(WORK TO DO) Pick out the lines below with "Glint" and list them.
----- MATERIAL FOR THE TASK
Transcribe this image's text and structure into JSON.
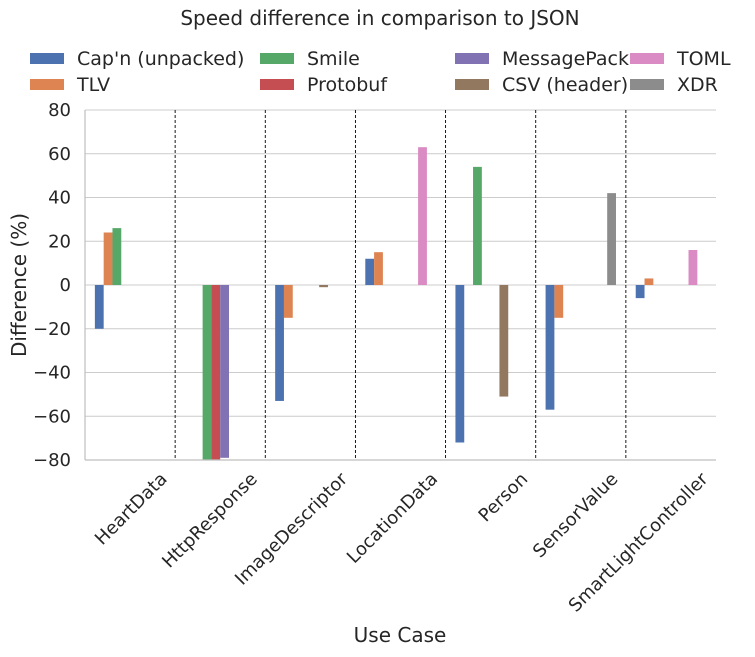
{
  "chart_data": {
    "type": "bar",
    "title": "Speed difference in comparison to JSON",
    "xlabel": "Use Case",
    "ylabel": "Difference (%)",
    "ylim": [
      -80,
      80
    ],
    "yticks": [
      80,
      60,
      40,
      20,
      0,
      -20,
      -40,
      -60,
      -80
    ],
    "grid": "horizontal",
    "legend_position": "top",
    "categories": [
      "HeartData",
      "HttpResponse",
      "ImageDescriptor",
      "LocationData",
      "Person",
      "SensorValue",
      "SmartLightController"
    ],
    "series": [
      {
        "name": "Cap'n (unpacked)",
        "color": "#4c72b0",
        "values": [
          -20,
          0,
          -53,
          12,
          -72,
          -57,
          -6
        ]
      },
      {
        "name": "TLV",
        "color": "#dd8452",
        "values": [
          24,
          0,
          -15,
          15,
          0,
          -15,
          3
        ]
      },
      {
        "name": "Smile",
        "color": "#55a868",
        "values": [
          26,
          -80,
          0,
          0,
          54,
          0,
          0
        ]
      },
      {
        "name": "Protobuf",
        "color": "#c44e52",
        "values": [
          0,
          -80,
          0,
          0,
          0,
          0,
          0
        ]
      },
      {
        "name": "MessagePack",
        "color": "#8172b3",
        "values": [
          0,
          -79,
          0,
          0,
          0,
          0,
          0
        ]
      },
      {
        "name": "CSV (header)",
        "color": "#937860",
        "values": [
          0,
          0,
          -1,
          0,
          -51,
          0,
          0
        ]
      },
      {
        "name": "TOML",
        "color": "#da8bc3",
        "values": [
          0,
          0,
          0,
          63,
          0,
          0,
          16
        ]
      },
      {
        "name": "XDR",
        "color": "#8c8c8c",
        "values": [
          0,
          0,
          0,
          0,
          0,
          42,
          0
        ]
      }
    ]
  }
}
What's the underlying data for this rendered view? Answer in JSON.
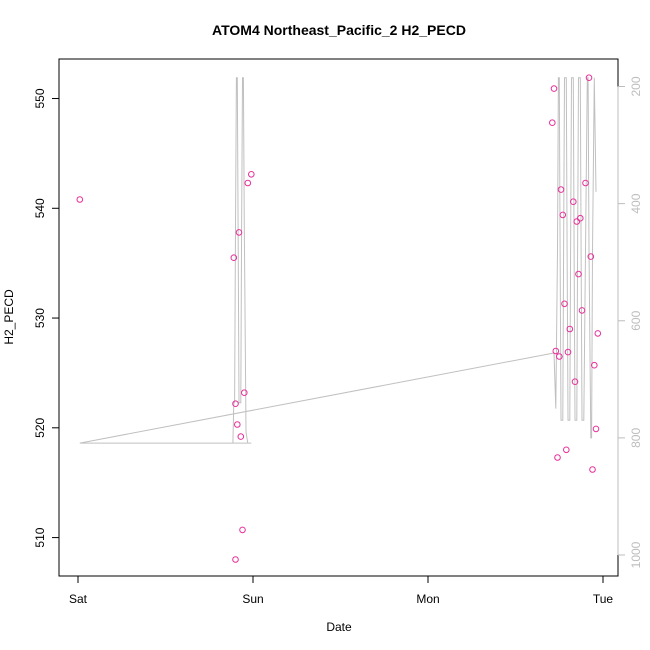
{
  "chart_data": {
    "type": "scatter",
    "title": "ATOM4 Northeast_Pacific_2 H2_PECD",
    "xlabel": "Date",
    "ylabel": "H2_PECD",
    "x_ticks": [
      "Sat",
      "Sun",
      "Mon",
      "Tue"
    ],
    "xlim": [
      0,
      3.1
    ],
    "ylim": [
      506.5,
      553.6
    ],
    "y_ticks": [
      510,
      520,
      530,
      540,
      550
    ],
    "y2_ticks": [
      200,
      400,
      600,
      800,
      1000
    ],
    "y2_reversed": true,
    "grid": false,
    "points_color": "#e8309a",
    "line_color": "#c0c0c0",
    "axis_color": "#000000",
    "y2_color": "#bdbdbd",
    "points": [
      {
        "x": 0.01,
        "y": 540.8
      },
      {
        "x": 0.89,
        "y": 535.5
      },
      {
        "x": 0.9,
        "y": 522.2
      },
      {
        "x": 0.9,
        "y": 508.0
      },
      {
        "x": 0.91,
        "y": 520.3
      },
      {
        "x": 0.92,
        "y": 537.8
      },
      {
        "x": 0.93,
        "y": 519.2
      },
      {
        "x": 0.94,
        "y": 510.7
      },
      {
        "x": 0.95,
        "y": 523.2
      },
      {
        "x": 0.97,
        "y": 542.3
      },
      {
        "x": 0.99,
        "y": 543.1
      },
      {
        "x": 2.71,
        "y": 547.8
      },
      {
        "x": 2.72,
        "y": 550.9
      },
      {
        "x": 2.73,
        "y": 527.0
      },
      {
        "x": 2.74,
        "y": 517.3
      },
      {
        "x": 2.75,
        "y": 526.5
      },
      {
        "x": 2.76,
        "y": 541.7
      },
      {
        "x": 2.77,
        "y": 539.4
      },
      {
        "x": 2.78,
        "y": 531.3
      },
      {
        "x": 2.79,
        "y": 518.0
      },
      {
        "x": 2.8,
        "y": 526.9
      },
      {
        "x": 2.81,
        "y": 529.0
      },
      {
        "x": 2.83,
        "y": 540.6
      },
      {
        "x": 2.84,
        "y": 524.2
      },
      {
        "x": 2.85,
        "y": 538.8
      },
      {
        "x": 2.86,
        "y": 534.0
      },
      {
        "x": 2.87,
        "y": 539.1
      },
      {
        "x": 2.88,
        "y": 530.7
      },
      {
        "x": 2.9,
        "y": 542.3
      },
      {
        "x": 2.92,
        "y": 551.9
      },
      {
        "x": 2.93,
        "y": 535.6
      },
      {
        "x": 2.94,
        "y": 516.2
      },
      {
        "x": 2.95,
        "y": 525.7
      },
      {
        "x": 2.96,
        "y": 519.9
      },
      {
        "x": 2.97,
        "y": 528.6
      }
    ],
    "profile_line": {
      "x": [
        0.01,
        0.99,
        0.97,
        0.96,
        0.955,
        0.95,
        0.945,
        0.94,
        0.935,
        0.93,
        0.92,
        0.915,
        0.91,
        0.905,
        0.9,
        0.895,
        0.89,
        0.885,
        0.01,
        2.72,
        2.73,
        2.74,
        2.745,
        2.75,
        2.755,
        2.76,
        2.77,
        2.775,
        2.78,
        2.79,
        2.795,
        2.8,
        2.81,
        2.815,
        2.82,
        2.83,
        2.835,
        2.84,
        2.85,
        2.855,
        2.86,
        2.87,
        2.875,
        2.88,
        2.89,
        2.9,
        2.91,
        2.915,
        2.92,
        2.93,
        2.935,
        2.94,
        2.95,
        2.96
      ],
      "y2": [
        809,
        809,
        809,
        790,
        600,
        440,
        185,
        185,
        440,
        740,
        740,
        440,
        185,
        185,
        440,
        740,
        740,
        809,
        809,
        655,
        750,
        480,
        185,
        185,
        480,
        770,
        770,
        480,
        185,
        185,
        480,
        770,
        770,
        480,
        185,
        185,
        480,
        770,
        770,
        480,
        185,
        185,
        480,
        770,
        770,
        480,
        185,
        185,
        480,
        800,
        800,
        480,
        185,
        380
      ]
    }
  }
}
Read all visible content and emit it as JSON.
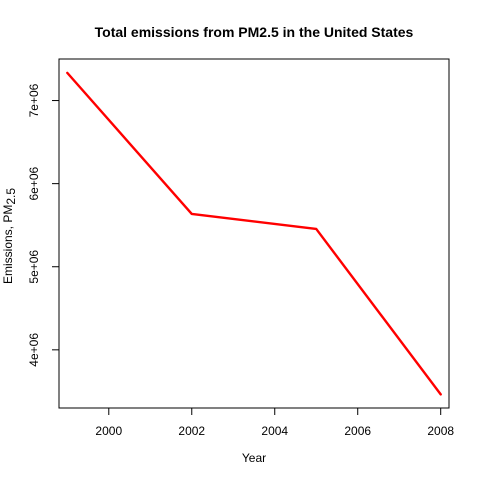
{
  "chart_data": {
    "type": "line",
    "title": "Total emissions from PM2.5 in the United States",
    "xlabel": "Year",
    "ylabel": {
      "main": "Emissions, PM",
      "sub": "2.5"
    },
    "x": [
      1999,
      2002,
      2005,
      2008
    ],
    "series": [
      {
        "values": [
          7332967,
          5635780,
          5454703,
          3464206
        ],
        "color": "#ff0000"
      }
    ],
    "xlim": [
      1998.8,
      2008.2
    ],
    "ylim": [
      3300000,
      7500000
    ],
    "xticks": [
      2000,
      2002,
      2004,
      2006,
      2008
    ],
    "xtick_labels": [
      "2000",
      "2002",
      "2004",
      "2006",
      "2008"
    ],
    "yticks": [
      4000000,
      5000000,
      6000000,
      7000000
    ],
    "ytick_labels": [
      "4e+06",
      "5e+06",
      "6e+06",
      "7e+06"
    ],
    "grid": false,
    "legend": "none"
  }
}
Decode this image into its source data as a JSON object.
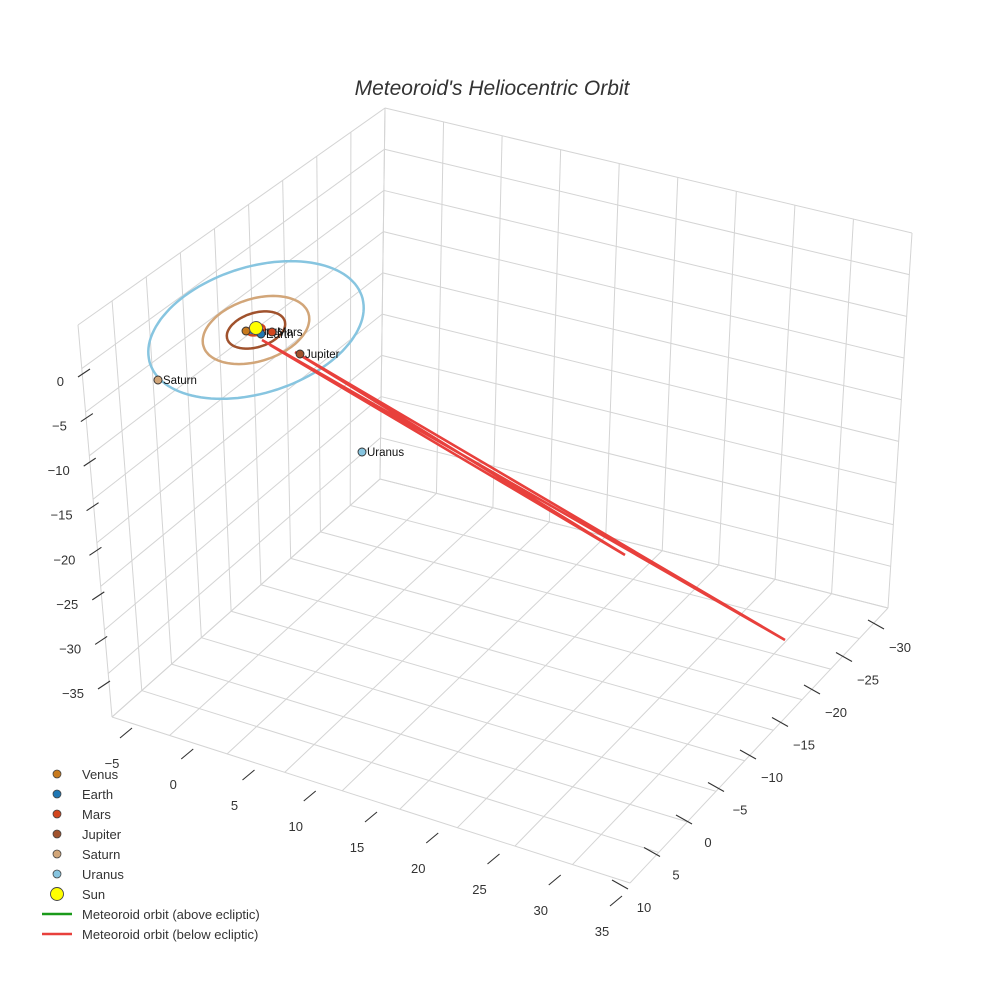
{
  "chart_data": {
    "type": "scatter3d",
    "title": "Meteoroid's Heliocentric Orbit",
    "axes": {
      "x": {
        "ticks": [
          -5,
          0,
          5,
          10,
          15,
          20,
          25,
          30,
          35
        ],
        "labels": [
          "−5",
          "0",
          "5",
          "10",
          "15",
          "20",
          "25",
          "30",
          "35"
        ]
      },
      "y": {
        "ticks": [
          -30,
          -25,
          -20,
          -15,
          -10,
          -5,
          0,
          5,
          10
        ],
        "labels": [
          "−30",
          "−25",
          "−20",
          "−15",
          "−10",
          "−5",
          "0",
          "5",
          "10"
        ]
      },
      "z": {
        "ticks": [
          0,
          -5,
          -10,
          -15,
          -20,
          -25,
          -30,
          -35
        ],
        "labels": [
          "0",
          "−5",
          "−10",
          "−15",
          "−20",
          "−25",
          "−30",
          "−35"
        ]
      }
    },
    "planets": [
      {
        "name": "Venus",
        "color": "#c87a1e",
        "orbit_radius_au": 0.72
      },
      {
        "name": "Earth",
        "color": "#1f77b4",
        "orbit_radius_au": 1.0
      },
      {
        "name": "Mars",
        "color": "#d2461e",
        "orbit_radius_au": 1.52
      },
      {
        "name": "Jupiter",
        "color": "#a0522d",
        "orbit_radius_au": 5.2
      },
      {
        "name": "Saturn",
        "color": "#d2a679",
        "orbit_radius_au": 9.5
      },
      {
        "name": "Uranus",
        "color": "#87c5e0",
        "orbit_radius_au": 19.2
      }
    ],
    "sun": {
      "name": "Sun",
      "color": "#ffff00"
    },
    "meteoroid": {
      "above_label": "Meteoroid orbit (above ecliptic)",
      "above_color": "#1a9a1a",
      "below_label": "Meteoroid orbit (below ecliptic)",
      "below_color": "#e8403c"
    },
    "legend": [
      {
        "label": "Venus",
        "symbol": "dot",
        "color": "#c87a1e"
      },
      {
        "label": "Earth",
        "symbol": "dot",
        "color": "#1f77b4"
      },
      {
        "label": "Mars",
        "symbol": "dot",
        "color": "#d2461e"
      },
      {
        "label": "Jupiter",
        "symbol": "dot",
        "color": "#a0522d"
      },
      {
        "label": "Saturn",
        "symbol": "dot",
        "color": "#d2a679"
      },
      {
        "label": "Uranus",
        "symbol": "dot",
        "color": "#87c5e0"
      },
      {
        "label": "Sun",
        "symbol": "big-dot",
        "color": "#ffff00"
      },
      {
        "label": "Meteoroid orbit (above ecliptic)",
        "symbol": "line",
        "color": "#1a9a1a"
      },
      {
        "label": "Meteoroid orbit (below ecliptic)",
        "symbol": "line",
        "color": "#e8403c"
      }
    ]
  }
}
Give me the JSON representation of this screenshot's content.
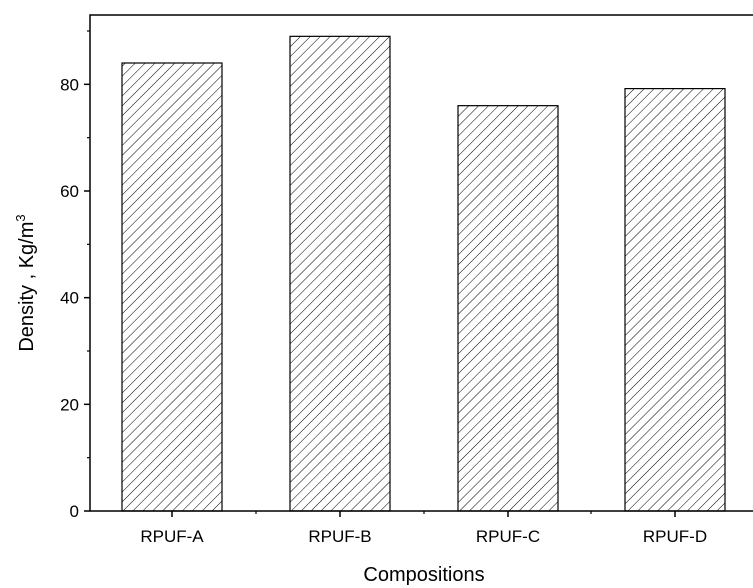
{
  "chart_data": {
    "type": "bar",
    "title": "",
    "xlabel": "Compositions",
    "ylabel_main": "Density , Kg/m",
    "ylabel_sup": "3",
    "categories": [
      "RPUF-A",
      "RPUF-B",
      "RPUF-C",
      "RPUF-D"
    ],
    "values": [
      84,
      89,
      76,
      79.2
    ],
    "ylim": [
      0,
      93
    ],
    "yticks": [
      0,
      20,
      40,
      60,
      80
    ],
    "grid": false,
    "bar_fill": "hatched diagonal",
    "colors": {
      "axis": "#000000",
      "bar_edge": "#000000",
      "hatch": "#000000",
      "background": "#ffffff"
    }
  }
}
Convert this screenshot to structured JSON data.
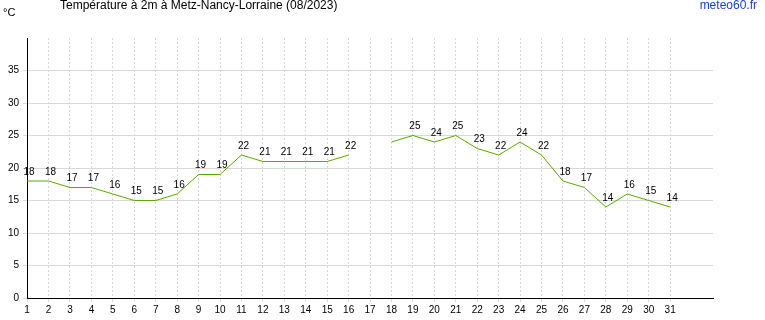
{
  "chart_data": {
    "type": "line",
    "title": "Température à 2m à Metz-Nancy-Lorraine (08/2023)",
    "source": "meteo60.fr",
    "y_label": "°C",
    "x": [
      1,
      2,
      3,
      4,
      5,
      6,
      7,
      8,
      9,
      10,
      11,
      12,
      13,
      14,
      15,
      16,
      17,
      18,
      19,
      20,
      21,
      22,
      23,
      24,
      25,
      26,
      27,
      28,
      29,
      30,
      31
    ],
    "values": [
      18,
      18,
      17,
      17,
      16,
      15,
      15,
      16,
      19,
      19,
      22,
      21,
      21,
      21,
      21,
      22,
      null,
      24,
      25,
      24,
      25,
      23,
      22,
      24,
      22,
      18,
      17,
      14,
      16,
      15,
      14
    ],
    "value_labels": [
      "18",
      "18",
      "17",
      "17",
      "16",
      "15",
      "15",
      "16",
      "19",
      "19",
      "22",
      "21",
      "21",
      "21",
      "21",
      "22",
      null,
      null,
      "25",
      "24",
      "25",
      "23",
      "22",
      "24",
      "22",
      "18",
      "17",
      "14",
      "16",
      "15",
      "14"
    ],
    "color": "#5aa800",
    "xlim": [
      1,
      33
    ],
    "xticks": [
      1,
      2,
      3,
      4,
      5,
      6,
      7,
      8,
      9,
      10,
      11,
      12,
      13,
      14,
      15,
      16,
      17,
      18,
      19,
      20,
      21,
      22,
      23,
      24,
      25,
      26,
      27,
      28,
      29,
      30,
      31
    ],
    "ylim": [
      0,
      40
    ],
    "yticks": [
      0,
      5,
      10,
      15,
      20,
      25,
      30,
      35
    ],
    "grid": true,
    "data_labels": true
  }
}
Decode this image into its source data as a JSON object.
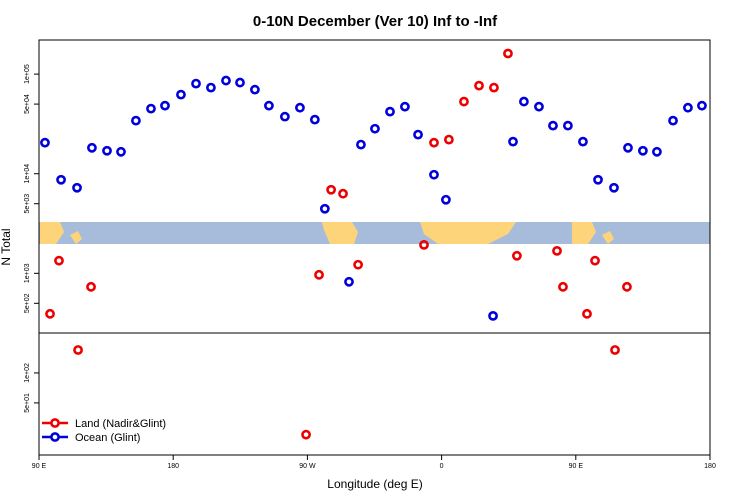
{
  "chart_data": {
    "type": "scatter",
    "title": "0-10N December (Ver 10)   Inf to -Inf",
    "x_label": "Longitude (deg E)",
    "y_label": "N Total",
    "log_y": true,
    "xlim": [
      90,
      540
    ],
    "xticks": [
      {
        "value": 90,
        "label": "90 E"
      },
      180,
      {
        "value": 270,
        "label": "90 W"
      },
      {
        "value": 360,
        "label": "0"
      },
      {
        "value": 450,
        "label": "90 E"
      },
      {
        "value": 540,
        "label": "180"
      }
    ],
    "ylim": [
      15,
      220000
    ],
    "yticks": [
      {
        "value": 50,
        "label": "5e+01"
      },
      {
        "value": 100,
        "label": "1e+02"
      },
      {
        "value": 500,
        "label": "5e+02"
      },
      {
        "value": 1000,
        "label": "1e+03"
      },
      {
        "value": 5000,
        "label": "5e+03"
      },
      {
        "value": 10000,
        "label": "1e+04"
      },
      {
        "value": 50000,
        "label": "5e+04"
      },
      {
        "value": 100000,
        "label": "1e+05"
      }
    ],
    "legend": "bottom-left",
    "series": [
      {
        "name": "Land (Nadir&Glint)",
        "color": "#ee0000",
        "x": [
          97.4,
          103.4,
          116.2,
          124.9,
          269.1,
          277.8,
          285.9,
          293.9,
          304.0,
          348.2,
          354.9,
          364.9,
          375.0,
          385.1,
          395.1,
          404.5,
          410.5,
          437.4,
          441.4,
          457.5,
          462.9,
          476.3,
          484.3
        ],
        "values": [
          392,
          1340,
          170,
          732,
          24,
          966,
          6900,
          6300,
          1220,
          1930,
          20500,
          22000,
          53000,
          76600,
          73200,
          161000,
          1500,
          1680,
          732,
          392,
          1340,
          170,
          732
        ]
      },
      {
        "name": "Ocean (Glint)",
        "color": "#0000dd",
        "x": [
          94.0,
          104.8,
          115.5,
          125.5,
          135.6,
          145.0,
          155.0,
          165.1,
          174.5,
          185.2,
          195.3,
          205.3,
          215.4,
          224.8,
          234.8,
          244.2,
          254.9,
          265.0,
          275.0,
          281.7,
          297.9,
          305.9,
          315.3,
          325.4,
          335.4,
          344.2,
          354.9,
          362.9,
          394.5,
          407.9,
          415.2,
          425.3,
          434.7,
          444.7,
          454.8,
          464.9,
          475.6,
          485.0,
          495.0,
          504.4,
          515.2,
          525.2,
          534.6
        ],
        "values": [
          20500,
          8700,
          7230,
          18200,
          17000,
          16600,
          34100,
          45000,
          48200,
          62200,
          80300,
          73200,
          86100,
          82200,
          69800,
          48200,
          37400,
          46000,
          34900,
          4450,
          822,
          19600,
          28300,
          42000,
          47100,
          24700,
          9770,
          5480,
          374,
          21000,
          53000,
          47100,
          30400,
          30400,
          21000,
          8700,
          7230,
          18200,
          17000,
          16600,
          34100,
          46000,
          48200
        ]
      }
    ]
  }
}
----------
(FINISHED EXERCISE)
        "name": "Land (Nadir&Glint)",
        "name": "Ocean (Glint)",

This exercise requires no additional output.